→ **Excerpted data**:
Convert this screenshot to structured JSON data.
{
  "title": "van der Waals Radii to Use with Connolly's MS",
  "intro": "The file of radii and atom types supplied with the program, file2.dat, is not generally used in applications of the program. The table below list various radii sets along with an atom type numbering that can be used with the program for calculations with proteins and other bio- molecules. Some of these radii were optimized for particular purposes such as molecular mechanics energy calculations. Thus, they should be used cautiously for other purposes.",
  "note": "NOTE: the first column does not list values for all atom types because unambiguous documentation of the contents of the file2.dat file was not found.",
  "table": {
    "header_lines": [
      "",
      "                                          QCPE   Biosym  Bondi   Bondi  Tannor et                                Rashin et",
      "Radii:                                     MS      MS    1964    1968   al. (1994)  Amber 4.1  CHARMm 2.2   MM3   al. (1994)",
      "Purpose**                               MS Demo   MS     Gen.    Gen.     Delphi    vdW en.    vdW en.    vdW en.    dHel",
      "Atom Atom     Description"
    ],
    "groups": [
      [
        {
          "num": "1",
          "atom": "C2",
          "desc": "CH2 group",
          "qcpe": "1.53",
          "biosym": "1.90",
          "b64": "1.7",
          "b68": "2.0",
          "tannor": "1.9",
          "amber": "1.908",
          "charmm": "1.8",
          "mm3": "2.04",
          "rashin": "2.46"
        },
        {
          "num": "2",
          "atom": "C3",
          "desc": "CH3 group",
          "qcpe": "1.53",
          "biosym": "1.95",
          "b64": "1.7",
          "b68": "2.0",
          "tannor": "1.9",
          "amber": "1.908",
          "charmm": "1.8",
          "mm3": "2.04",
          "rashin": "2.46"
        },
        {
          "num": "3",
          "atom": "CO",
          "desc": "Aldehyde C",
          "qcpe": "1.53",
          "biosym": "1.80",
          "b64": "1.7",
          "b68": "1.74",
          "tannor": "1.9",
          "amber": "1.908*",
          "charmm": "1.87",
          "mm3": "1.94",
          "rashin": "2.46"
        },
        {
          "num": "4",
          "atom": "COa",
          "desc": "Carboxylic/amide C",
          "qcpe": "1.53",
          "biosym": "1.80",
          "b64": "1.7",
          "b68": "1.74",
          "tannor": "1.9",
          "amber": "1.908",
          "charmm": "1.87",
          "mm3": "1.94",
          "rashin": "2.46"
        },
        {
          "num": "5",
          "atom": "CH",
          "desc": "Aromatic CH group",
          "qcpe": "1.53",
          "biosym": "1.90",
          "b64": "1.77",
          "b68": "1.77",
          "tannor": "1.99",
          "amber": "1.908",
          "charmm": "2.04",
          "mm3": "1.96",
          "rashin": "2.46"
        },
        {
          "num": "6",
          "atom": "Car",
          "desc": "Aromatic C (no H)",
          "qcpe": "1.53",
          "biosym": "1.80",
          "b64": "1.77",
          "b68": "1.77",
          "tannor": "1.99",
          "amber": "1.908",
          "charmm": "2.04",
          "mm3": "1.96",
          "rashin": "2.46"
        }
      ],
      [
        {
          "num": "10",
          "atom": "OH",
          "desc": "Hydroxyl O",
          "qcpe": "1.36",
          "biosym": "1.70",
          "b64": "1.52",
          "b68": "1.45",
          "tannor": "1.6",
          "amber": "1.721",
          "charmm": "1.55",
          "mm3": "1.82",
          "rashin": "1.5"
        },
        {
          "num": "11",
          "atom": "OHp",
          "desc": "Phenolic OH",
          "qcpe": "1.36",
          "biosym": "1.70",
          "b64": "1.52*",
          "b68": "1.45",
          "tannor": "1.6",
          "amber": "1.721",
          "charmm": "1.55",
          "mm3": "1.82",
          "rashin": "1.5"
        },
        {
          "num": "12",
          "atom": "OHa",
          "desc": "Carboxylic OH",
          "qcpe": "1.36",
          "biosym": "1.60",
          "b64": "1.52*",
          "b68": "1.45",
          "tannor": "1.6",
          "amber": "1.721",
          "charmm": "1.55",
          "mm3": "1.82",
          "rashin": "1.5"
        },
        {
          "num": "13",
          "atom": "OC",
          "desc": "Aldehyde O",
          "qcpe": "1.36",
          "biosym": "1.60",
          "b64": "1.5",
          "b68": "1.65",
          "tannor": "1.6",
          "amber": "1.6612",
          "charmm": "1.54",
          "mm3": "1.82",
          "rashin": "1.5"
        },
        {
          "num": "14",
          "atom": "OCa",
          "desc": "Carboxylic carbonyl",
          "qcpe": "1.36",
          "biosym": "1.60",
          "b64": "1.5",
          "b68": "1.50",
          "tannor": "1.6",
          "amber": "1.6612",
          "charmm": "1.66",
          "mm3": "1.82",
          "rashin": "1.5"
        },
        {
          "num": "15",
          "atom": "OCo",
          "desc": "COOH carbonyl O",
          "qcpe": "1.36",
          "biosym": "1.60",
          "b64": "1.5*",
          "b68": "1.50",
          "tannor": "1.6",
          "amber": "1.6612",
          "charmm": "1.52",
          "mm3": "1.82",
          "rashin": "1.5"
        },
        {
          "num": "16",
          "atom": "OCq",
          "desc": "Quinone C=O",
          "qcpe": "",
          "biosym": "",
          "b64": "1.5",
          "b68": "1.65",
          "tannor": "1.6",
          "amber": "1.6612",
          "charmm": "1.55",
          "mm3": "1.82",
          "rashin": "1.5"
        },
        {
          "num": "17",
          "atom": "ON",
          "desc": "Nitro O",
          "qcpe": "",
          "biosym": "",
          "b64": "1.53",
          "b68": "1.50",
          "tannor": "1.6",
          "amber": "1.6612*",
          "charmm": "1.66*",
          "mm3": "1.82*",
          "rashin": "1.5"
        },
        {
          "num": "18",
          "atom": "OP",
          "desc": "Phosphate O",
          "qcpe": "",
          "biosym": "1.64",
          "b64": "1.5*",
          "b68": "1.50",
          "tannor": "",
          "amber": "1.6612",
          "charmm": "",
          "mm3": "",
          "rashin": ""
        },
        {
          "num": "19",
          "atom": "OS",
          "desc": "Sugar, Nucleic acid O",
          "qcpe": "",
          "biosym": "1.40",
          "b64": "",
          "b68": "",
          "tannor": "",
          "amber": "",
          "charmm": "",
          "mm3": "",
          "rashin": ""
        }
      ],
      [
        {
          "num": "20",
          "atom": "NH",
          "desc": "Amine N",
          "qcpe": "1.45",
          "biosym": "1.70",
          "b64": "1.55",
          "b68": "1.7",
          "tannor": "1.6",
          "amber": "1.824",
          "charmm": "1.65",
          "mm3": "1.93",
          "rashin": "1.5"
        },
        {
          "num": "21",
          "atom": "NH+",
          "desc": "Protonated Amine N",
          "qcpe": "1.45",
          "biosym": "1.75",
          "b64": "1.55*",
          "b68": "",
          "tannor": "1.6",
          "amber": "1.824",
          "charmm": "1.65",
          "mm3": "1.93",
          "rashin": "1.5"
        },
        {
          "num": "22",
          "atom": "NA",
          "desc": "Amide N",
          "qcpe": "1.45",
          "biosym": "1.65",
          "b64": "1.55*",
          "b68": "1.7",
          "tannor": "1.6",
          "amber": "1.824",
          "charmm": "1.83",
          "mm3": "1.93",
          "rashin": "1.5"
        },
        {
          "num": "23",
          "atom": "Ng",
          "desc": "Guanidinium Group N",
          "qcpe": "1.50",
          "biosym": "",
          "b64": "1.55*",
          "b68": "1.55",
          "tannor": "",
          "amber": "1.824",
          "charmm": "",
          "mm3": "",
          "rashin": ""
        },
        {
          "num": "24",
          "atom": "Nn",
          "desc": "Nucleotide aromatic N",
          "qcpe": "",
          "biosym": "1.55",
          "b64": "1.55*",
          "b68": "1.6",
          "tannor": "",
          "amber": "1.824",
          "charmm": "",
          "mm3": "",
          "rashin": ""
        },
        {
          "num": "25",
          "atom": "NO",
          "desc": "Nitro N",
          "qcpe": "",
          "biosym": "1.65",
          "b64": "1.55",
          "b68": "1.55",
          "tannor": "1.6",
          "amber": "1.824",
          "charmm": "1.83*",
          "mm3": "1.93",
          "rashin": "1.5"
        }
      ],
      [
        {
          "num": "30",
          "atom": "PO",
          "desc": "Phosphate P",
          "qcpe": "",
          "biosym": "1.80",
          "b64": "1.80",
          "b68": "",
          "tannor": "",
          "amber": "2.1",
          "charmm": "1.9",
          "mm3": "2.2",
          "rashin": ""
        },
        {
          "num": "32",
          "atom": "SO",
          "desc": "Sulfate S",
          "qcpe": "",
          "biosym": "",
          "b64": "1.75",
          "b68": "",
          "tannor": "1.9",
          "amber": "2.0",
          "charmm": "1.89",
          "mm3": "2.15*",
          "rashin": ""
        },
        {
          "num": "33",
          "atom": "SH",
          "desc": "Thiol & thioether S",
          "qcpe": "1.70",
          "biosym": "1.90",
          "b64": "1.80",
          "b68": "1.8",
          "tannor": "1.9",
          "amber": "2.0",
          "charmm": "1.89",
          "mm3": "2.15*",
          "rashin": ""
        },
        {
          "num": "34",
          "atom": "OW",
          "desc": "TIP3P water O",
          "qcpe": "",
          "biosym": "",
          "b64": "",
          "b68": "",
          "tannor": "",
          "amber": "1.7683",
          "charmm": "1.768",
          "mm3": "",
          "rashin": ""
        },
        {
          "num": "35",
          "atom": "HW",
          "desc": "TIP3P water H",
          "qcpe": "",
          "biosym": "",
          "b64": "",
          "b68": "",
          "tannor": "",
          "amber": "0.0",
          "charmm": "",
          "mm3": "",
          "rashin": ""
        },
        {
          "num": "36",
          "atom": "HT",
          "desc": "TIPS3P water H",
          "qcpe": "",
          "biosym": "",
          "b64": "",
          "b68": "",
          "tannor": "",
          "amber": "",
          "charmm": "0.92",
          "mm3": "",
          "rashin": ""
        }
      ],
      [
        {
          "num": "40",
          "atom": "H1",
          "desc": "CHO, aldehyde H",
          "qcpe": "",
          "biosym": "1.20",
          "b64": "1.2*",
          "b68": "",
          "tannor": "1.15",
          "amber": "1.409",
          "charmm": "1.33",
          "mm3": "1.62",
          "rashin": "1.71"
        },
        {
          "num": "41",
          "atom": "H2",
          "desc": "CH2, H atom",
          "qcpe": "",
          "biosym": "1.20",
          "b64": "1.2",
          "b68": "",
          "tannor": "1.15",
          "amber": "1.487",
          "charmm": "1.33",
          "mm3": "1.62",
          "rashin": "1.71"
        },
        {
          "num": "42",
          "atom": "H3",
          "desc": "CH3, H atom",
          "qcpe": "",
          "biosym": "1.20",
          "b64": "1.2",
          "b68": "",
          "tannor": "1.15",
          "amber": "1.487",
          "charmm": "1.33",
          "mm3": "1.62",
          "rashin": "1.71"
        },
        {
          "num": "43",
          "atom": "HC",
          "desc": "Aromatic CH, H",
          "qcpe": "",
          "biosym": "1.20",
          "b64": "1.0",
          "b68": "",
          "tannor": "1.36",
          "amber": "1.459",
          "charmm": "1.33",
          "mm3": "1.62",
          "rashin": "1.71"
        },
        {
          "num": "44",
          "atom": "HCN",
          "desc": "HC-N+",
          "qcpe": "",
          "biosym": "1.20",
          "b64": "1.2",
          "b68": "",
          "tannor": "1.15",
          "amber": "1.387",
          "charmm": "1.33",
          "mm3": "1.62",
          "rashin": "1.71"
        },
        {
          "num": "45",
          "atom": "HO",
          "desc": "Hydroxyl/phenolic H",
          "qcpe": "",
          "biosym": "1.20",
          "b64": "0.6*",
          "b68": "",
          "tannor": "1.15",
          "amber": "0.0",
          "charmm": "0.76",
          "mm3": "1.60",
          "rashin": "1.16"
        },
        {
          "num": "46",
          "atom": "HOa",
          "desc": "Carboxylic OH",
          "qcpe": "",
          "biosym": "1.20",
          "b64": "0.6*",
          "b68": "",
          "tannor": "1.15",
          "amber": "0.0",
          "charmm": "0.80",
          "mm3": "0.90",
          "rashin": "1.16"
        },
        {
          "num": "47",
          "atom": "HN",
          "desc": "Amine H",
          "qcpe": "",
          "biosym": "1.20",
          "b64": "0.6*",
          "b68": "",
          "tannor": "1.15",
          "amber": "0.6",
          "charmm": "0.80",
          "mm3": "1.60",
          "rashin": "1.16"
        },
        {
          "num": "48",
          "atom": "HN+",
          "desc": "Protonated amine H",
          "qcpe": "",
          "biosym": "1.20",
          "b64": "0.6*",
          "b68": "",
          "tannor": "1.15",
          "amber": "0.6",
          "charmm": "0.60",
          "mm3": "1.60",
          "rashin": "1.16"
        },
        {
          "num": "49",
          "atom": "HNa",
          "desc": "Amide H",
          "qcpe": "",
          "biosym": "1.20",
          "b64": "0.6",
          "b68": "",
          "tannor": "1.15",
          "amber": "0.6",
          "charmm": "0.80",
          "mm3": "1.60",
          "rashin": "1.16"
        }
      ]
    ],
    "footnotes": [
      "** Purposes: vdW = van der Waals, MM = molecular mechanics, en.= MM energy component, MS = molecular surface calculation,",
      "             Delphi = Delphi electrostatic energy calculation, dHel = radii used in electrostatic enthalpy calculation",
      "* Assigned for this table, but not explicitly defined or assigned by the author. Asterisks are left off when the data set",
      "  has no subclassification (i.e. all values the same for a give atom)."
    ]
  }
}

→ **Action item**: Return each line in the records that holds the string "Delphi".

→ **Finished exercise**:
      "Purpose**                               MS Demo   MS     Gen.    Gen.     Delphi    vdW en.    vdW en.    vdW en.    dHel",
      "             Delphi = Delphi electrostatic energy calculation, dHel = radii used in electrostatic enthalpy calculation",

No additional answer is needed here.